■ **What the task requires**
Which lines below hold the word "minmax"? Copy all of them.

■ **Provided entries**
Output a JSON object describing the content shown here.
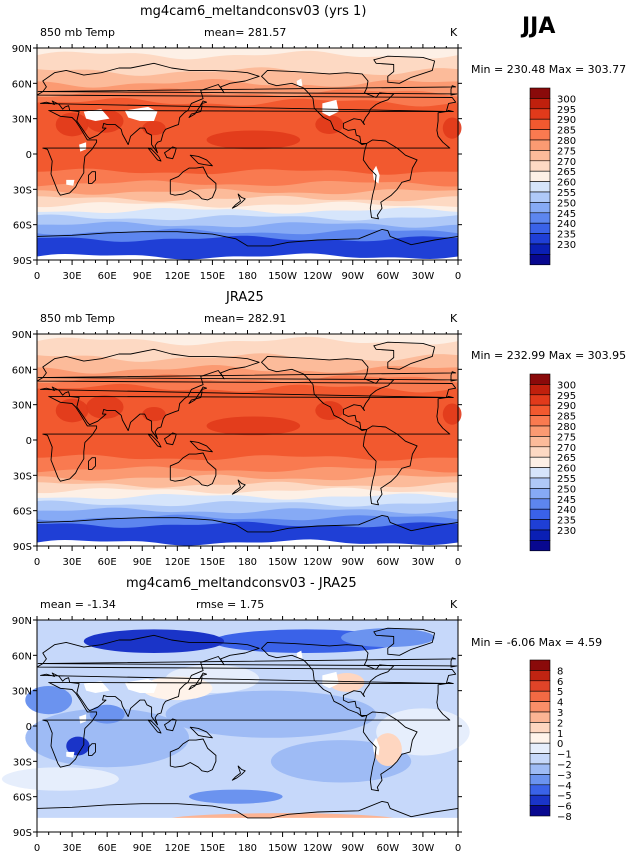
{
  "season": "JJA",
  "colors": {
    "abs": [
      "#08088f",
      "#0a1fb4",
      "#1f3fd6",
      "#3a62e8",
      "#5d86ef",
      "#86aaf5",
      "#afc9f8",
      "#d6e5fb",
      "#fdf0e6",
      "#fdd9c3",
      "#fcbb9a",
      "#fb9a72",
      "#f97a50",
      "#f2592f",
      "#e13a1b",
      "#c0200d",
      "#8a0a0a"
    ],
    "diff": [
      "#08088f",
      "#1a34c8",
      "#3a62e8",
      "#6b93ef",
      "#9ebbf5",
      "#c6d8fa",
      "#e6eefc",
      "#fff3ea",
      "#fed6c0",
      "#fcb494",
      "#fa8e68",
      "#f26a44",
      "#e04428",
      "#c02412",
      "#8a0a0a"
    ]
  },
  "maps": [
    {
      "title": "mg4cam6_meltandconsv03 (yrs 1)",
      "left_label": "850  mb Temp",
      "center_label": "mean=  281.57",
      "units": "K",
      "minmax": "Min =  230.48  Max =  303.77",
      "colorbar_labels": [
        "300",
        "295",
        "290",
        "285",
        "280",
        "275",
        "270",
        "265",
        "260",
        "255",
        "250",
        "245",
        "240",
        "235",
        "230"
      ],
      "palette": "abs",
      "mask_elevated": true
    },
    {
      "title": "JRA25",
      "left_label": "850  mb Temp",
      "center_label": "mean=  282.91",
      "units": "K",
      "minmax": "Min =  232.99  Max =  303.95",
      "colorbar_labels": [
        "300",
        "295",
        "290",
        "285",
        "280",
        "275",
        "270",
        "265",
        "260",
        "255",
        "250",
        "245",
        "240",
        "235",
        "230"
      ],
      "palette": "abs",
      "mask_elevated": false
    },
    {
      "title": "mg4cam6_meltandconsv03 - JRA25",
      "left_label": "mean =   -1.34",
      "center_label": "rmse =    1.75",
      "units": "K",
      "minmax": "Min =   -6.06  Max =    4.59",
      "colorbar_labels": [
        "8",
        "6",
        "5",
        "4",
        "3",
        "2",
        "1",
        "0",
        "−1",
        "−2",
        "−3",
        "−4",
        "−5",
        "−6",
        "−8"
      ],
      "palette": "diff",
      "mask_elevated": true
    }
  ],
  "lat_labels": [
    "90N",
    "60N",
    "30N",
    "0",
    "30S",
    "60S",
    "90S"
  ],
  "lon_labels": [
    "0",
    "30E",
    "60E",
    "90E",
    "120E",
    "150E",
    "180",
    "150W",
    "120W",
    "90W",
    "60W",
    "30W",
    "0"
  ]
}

■ **Response**
      "minmax": "Min =  230.48  Max =  303.77",
      "minmax": "Min =  232.99  Max =  303.95",
      "minmax": "Min =   -6.06  Max =    4.59",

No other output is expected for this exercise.